#### Exercise description:
Where the string "http" occurs in the material below, report the whole line.

#### Records to process:
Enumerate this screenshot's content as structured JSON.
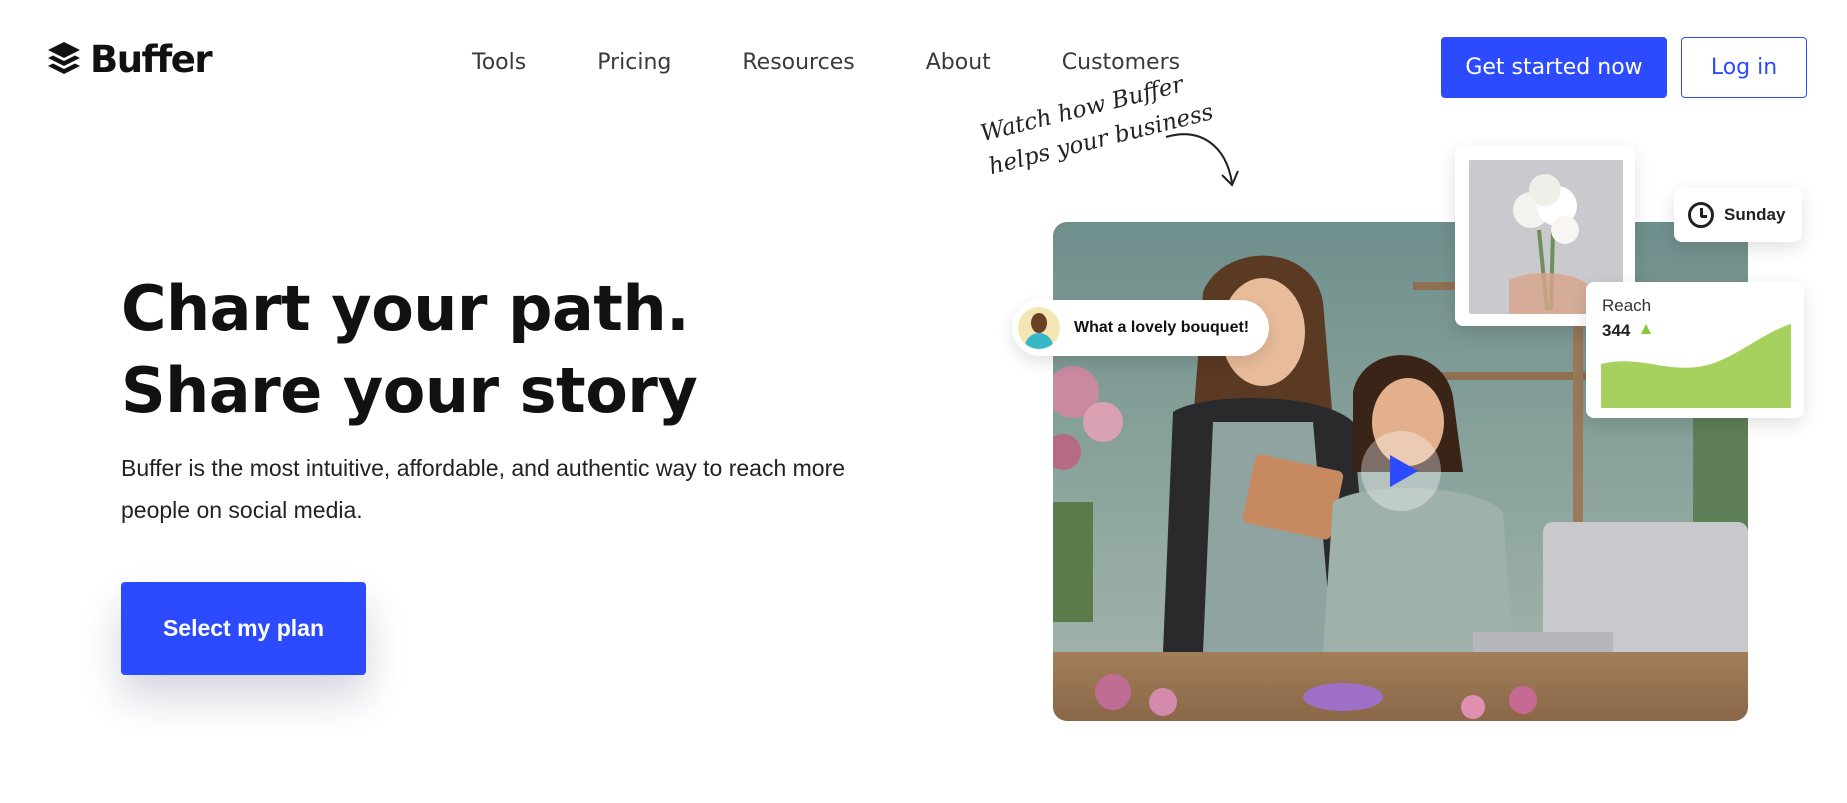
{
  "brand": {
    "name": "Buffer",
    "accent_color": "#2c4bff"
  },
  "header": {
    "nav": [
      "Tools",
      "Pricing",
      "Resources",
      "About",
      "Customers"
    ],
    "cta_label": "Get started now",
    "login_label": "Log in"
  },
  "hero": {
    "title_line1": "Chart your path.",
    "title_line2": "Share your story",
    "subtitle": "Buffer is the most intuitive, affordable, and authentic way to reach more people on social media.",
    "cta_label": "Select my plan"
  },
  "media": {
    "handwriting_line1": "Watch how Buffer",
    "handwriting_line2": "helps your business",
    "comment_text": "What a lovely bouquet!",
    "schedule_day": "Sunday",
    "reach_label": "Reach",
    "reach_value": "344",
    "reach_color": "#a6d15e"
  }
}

--

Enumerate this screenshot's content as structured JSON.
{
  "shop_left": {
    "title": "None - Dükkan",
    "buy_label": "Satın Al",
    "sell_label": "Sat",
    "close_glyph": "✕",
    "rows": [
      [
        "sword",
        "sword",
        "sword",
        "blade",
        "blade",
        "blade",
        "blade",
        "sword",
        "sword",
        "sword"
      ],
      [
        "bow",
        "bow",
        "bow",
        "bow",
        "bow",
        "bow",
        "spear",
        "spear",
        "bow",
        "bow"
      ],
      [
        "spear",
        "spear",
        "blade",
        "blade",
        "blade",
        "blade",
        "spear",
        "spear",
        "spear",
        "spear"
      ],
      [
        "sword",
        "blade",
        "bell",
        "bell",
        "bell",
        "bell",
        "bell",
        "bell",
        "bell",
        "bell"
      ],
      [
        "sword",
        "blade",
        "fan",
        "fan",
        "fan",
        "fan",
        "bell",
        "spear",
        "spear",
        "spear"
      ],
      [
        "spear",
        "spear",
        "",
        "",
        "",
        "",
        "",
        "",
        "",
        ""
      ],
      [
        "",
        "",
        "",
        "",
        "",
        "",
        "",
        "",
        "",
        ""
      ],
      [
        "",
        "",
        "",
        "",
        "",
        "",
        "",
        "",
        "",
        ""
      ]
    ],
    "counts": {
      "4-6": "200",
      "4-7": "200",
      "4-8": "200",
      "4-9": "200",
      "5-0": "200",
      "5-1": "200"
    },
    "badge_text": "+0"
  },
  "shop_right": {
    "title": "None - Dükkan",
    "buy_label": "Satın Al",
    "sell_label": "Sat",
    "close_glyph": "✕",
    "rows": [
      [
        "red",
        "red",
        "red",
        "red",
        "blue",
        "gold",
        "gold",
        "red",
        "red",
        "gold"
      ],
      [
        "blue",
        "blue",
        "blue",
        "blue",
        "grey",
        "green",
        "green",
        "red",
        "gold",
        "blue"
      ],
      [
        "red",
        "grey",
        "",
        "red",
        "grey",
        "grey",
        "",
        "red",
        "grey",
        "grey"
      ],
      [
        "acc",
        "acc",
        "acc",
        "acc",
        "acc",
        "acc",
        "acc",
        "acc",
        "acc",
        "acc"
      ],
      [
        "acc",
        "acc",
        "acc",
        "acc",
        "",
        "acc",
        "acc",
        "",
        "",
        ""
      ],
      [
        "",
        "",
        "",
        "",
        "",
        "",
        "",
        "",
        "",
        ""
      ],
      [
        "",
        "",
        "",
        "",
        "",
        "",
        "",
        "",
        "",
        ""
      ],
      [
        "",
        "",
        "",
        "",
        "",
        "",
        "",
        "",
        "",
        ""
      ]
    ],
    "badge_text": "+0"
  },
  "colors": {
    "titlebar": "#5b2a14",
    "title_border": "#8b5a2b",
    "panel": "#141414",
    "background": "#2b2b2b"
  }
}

--

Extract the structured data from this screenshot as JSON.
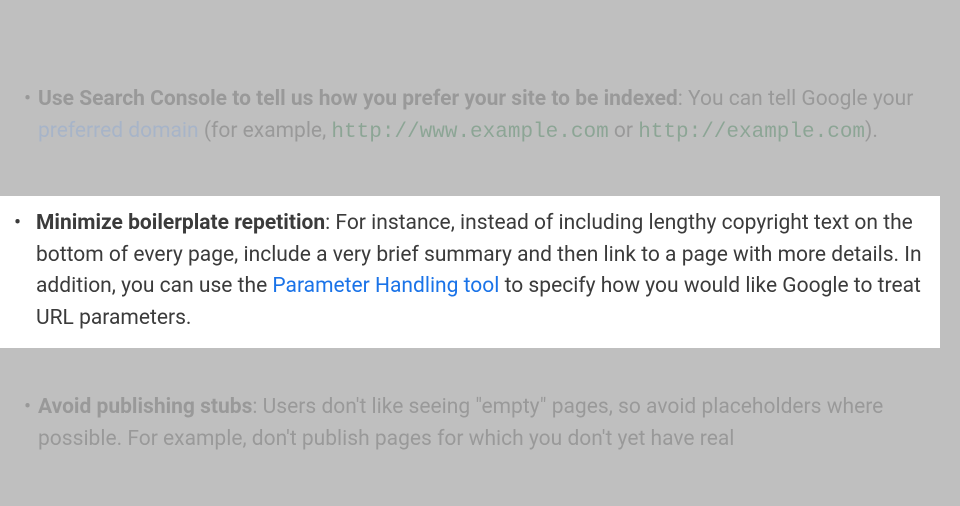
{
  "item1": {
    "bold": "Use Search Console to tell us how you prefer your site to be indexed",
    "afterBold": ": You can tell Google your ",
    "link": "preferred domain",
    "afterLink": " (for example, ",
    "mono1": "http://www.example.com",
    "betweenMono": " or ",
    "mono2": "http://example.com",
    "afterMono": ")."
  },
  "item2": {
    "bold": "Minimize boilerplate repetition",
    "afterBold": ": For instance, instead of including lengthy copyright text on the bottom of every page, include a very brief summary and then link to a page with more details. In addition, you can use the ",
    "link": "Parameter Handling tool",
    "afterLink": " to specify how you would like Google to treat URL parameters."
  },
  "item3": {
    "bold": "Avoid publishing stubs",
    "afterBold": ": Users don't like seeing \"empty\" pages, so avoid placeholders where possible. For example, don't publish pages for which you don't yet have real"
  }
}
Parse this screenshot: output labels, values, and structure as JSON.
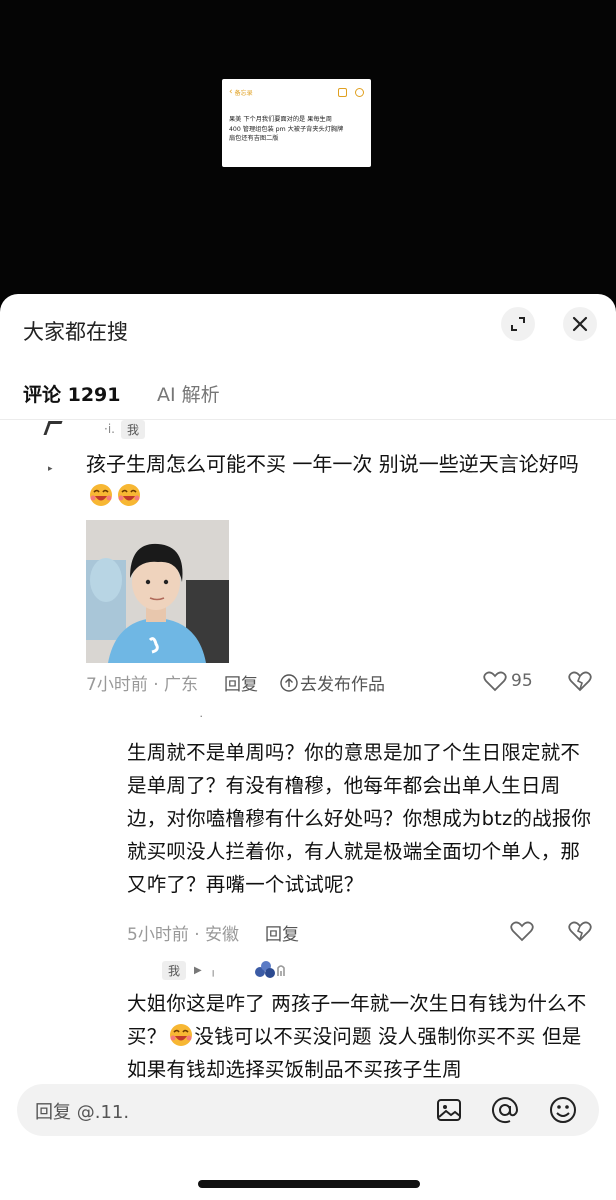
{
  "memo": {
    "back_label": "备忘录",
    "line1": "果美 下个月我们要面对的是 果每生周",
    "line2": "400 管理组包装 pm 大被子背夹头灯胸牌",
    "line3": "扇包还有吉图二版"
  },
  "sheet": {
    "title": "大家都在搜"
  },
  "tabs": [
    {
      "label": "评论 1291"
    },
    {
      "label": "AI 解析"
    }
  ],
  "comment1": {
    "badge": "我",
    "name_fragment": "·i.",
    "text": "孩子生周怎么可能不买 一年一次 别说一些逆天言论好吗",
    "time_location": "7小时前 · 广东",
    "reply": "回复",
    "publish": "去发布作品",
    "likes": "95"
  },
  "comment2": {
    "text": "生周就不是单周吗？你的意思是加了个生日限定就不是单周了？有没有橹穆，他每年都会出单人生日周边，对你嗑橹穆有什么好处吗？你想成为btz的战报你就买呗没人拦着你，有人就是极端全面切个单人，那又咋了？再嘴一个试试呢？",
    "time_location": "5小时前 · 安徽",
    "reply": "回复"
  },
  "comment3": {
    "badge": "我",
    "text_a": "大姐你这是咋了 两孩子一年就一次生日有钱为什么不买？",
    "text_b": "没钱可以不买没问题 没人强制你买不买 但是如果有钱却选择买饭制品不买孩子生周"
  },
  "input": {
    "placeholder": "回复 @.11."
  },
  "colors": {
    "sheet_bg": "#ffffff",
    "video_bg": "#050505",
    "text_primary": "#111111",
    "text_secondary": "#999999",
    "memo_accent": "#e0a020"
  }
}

#### Result of this exercise:
    "mono1": "http://www.example.com",
    "mono2": "http://example.com",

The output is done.